(Dataset entries for page text)
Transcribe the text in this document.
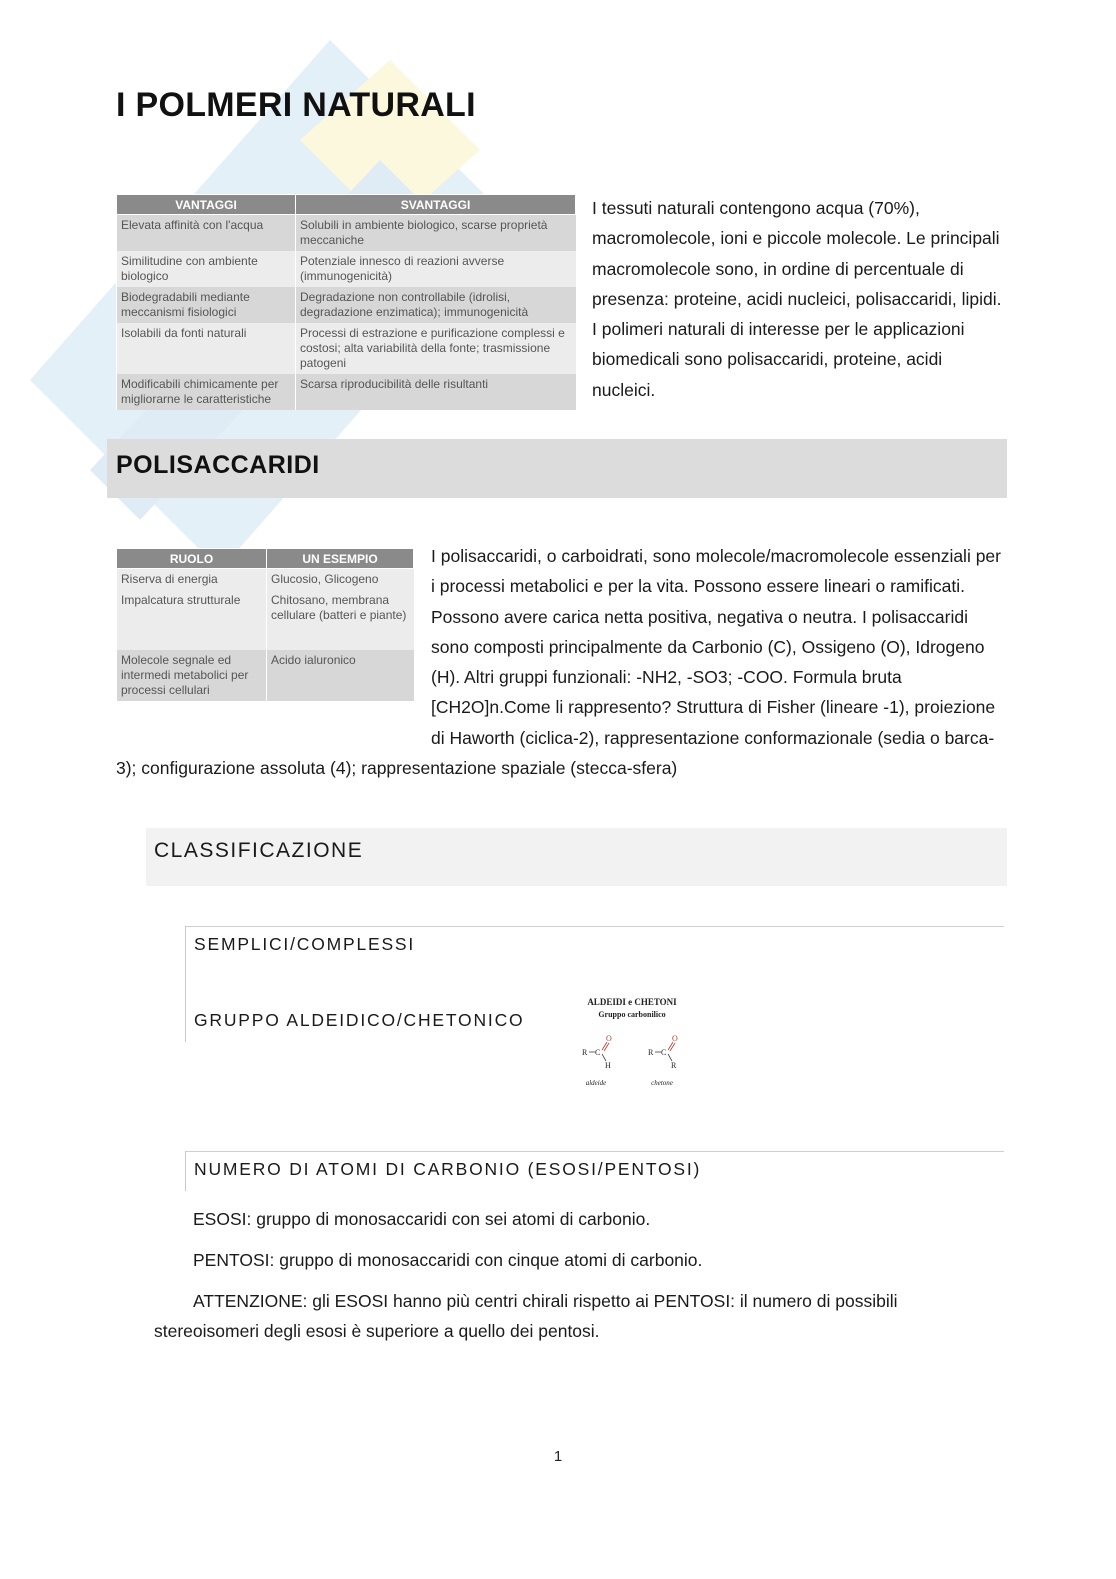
I POLMERI NATURALI
VANTAGGI	SVANTAGGI
Elevata affinità con l'acqua	Solubili in ambiente biologico, scarse proprietà meccaniche
Similitudine con ambiente biologico	Potenziale innesco di reazioni avverse (immunogenicità)
Biodegradabili mediante meccanismi fisiologici	Degradazione non controllabile (idrolisi, degradazione enzimatica); immunogenicità
Isolabili da fonti naturali	Processi di estrazione e purificazione complessi e costosi; alta variabilità della fonte; trasmissione patogeni
Modificabili chimicamente per migliorarne le caratteristiche	Scarsa riproducibilità delle risultanti

I tessuti naturali contengono acqua (70%), macromolecole, ioni e piccole molecole. Le principali macromolecole sono, in ordine di percentuale di presenza: proteine, acidi nucleici, polisaccaridi, lipidi. I polimeri naturali di interesse per le applicazioni biomedicali sono polisaccaridi, proteine, acidi nucleici.

POLISACCARIDI
RUOLO	UN ESEMPIO
Riserva di energia	Glucosio, Glicogeno
Impalcatura strutturale	Chitosano, membrana cellulare (batteri e piante)
Molecole segnale ed intermedi metabolici per processi cellulari	Acido ialuronico

I polisaccaridi, o carboidrati, sono molecole/macromolecole essenziali per i processi metabolici e per la vita. Possono essere lineari o ramificati. Possono avere carica netta positiva, negativa o neutra. I polisaccaridi sono composti principalmente da Carbonio (C), Ossigeno (O), Idrogeno (H). Altri gruppi funzionali: -NH2, -SO3; -COO. Formula bruta [CH2O]n.Come li rappresento? Struttura di Fisher (lineare -1), proiezione di Haworth (ciclica-2), rappresentazione conformazionale (sedia o barca-3); configurazione assoluta (4); rappresentazione spaziale (stecca-sfera)

CLASSIFICAZIONE
SEMPLICI/COMPLESSI
GRUPPO ALDEIDICO/CHETONICO
ALDEIDI e CHETONI
Gruppo carbonilico
R C
O
H
aldeide
R C
O
R
chetone
NUMERO DI ATOMI DI CARBONIO (ESOSI/PENTOSI)

ESOSI: gruppo di monosaccaridi con sei atomi di carbonio.

PENTOSI: gruppo di monosaccaridi con cinque atomi di carbonio.

ATTENZIONE: gli ESOSI hanno più centri chirali rispetto ai PENTOSI: il numero di possibili stereoisomeri degli esosi è superiore a quello dei pentosi.

1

_Instructions for the task_
Would you write out the data exactly, with no pictures in the copy?

_Task solution_
Transcribe the text in this document.
I POLMERI NATURALI
VANTAGGI	SVANTAGGI
Elevata affinità con l'acqua	Solubili in ambiente biologico, scarse proprietà meccaniche
Similitudine con ambiente biologico	Potenziale innesco di reazioni avverse (immunogenicità)
Biodegradabili mediante meccanismi fisiologici	Degradazione non controllabile (idrolisi, degradazione enzimatica); immunogenicità
Isolabili da fonti naturali	Processi di estrazione e purificazione complessi e costosi; alta variabilità della fonte; trasmissione patogeni
Modificabili chimicamente per migliorarne le caratteristiche	Scarsa riproducibilità delle risultanti

I tessuti naturali contengono acqua (70%), macromolecole, ioni e piccole molecole. Le principali macromolecole sono, in ordine di percentuale di presenza: proteine, acidi nucleici, polisaccaridi, lipidi. I polimeri naturali di interesse per le applicazioni biomedicali sono polisaccaridi, proteine, acidi nucleici.

POLISACCARIDI
RUOLO	UN ESEMPIO
Riserva di energia	Glucosio, Glicogeno
Impalcatura strutturale	Chitosano, membrana cellulare (batteri e piante)
Molecole segnale ed intermedi metabolici per processi cellulari	Acido ialuronico

I polisaccaridi, o carboidrati, sono molecole/macromolecole essenziali per i processi metabolici e per la vita. Possono essere lineari o ramificati. Possono avere carica netta positiva, negativa o neutra. I polisaccaridi sono composti principalmente da Carbonio (C), Ossigeno (O), Idrogeno (H). Altri gruppi funzionali: -NH2, -SO3; -COO. Formula bruta [CH2O]n.Come li rappresento? Struttura di Fisher (lineare -1), proiezione di Haworth (ciclica-2), rappresentazione conformazionale (sedia o barca-3); configurazione assoluta (4); rappresentazione spaziale (stecca-sfera)

CLASSIFICAZIONE
SEMPLICI/COMPLESSI
GRUPPO ALDEIDICO/CHETONICO
ALDEIDI e CHETONI
Gruppo carbonilico
R C
O
H
aldeide
R C
O
R
chetone
NUMERO DI ATOMI DI CARBONIO (ESOSI/PENTOSI)

ESOSI: gruppo di monosaccaridi con sei atomi di carbonio.

PENTOSI: gruppo di monosaccaridi con cinque atomi di carbonio.

ATTENZIONE: gli ESOSI hanno più centri chirali rispetto ai PENTOSI: il numero di possibili stereoisomeri degli esosi è superiore a quello dei pentosi.

1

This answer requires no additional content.